## OBJECTIVE
Copy out the records precisely, omitting pictures.
— Start of INFORMATION SUPPLIED —
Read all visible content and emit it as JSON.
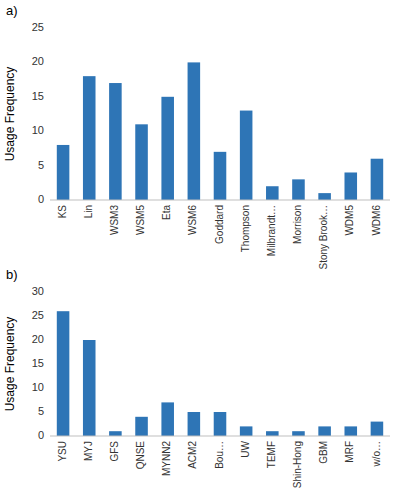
{
  "chart_data": [
    {
      "type": "bar",
      "title": "a)",
      "y_label": "Usage Frequency",
      "categories": [
        "KS",
        "Lin",
        "WSM3",
        "WSM5",
        "Eta",
        "WSM6",
        "Goddard",
        "Thompson",
        "Milbrandt…",
        "Morrison",
        "Stony Brook…",
        "WDM5",
        "WDM6"
      ],
      "values": [
        8,
        18,
        17,
        11,
        15,
        20,
        7,
        13,
        2,
        3,
        1,
        4,
        6
      ],
      "color": "#2e75b6",
      "ylim": [
        0,
        25
      ],
      "yticks": [
        0,
        5,
        10,
        15,
        20,
        25
      ],
      "grid": false
    },
    {
      "type": "bar",
      "title": "b)",
      "y_label": "Usage Frequency",
      "categories": [
        "YSU",
        "MYJ",
        "GFS",
        "QNSE",
        "MYNN2",
        "ACM2",
        "Bou…",
        "UW",
        "TEMF",
        "Shin-Hong",
        "GBM",
        "MRF",
        "w/o…"
      ],
      "values": [
        26,
        20,
        1,
        4,
        7,
        5,
        5,
        2,
        1,
        1,
        2,
        2,
        3
      ],
      "color": "#2e75b6",
      "ylim": [
        0,
        30
      ],
      "yticks": [
        0,
        5,
        10,
        15,
        20,
        25,
        30
      ],
      "grid": false
    }
  ]
}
— End of INFORMATION SUPPLIED —
## EXERCISE RESPONSE
Read all visible content and emit it as JSON.
{
  "chart_data": [
    {
      "type": "bar",
      "title": "a)",
      "y_label": "Usage Frequency",
      "categories": [
        "KS",
        "Lin",
        "WSM3",
        "WSM5",
        "Eta",
        "WSM6",
        "Goddard",
        "Thompson",
        "Milbrandt…",
        "Morrison",
        "Stony Brook…",
        "WDM5",
        "WDM6"
      ],
      "values": [
        8,
        18,
        17,
        11,
        15,
        20,
        7,
        13,
        2,
        3,
        1,
        4,
        6
      ],
      "color": "#2e75b6",
      "ylim": [
        0,
        25
      ],
      "yticks": [
        0,
        5,
        10,
        15,
        20,
        25
      ],
      "grid": false
    },
    {
      "type": "bar",
      "title": "b)",
      "y_label": "Usage Frequency",
      "categories": [
        "YSU",
        "MYJ",
        "GFS",
        "QNSE",
        "MYNN2",
        "ACM2",
        "Bou…",
        "UW",
        "TEMF",
        "Shin-Hong",
        "GBM",
        "MRF",
        "w/o…"
      ],
      "values": [
        26,
        20,
        1,
        4,
        7,
        5,
        5,
        2,
        1,
        1,
        2,
        2,
        3
      ],
      "color": "#2e75b6",
      "ylim": [
        0,
        30
      ],
      "yticks": [
        0,
        5,
        10,
        15,
        20,
        25,
        30
      ],
      "grid": false
    }
  ]
}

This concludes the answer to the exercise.